Problem details: Repeat each line exactly as it is written.

** Begin Exercise materials **

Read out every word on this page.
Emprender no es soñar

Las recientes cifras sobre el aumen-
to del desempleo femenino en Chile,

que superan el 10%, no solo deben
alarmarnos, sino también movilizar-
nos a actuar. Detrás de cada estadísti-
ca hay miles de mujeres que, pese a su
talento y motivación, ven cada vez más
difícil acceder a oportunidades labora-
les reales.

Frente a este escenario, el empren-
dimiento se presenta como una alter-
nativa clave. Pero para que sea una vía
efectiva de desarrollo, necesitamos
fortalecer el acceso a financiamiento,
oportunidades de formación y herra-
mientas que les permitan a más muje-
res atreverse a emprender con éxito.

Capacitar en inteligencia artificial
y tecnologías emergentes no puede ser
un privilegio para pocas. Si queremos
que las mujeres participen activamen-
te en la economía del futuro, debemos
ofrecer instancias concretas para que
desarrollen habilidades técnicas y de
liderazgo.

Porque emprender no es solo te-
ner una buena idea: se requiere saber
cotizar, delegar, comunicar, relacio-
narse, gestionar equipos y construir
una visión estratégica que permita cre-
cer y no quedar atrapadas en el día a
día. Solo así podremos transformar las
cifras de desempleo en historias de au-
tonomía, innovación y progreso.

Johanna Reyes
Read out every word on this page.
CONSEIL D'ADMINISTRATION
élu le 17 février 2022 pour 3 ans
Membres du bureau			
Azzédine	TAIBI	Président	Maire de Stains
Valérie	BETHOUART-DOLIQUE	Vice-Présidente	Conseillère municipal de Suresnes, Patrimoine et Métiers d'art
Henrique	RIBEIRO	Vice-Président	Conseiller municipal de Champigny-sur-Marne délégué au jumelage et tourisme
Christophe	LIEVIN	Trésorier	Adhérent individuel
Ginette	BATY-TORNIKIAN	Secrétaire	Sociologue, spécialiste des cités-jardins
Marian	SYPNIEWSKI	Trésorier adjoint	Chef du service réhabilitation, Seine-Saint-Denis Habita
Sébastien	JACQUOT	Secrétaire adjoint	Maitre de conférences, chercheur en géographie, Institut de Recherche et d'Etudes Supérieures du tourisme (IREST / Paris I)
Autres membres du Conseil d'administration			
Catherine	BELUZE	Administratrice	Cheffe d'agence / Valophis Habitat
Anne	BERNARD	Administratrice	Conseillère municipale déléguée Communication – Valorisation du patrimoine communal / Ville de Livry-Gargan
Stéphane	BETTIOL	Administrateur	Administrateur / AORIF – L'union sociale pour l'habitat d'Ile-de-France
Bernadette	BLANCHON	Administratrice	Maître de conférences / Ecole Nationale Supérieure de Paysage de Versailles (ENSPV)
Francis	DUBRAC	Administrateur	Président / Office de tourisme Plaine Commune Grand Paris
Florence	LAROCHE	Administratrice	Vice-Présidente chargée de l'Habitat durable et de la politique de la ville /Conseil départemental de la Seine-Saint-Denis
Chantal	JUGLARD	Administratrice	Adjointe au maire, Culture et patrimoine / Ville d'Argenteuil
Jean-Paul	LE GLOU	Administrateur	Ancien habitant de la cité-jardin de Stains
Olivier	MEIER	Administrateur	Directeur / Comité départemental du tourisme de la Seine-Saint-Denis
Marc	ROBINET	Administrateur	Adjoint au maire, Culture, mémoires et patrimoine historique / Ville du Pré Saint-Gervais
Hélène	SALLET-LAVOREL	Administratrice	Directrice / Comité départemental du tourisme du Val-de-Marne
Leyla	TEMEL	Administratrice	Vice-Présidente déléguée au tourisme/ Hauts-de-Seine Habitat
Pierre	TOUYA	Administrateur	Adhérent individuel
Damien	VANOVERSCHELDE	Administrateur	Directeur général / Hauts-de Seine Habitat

** End Exercise materials **

Full answer:
Read out every word on this page.
Emprender no es soñar

Las recientes cifras sobre el aumen-
to del desempleo femenino en Chile,

que superan el 10%, no solo deben
alarmarnos, sino también movilizar-
nos a actuar. Detrás de cada estadísti-
ca hay miles de mujeres que, pese a su
talento y motivación, ven cada vez más
difícil acceder a oportunidades labora-
les reales.

Frente a este escenario, el empren-
dimiento se presenta como una alter-
nativa clave. Pero para que sea una vía
efectiva de desarrollo, necesitamos
fortalecer el acceso a financiamiento,
oportunidades de formación y herra-
mientas que les permitan a más muje-
res atreverse a emprender con éxito.

Capacitar en inteligencia artificial
y tecnologías emergentes no puede ser
un privilegio para pocas. Si queremos
que las mujeres participen activamen-
te en la economía del futuro, debemos
ofrecer instancias concretas para que
desarrollen habilidades técnicas y de
liderazgo.

Porque emprender no es solo te-
ner una buena idea: se requiere saber
cotizar, delegar, comunicar, relacio-
narse, gestionar equipos y construir
una visión estratégica que permita cre-
cer y no quedar atrapadas en el día a
día. Solo así podremos transformar las
cifras de desempleo en historias de au-
tonomía, innovación y progreso.

Johanna Reyes
Read out every word on this page.
CONSEIL D'ADMINISTRATION
élu le 17 février 2022 pour 3 ans
Membres du bureau			
Azzédine	TAIBI	Président	Maire de Stains
Valérie	BETHOUART-DOLIQUE	Vice-Présidente	Conseillère municipal de Suresnes, Patrimoine et Métiers d'art
Henrique	RIBEIRO	Vice-Président	Conseiller municipal de Champigny-sur-Marne délégué au jumelage et tourisme
Christophe	LIEVIN	Trésorier	Adhérent individuel
Ginette	BATY-TORNIKIAN	Secrétaire	Sociologue, spécialiste des cités-jardins
Marian	SYPNIEWSKI	Trésorier adjoint	Chef du service réhabilitation, Seine-Saint-Denis Habita
Sébastien	JACQUOT	Secrétaire adjoint	Maitre de conférences, chercheur en géographie, Institut de Recherche et d'Etudes Supérieures du tourisme (IREST / Paris I)
Autres membres du Conseil d'administration			
Catherine	BELUZE	Administratrice	Cheffe d'agence / Valophis Habitat
Anne	BERNARD	Administratrice	Conseillère municipale déléguée Communication – Valorisation du patrimoine communal / Ville de Livry-Gargan
Stéphane	BETTIOL	Administrateur	Administrateur / AORIF – L'union sociale pour l'habitat d'Ile-de-France
Bernadette	BLANCHON	Administratrice	Maître de conférences / Ecole Nationale Supérieure de Paysage de Versailles (ENSPV)
Francis	DUBRAC	Administrateur	Président / Office de tourisme Plaine Commune Grand Paris
Florence	LAROCHE	Administratrice	Vice-Présidente chargée de l'Habitat durable et de la politique de la ville /Conseil départemental de la Seine-Saint-Denis
Chantal	JUGLARD	Administratrice	Adjointe au maire, Culture et patrimoine / Ville d'Argenteuil
Jean-Paul	LE GLOU	Administrateur	Ancien habitant de la cité-jardin de Stains
Olivier	MEIER	Administrateur	Directeur / Comité départemental du tourisme de la Seine-Saint-Denis
Marc	ROBINET	Administrateur	Adjoint au maire, Culture, mémoires et patrimoine historique / Ville du Pré Saint-Gervais
Hélène	SALLET-LAVOREL	Administratrice	Directrice / Comité départemental du tourisme du Val-de-Marne
Leyla	TEMEL	Administratrice	Vice-Présidente déléguée au tourisme/ Hauts-de-Seine Habitat
Pierre	TOUYA	Administrateur	Adhérent individuel
Damien	VANOVERSCHELDE	Administrateur	Directeur général / Hauts-de Seine Habitat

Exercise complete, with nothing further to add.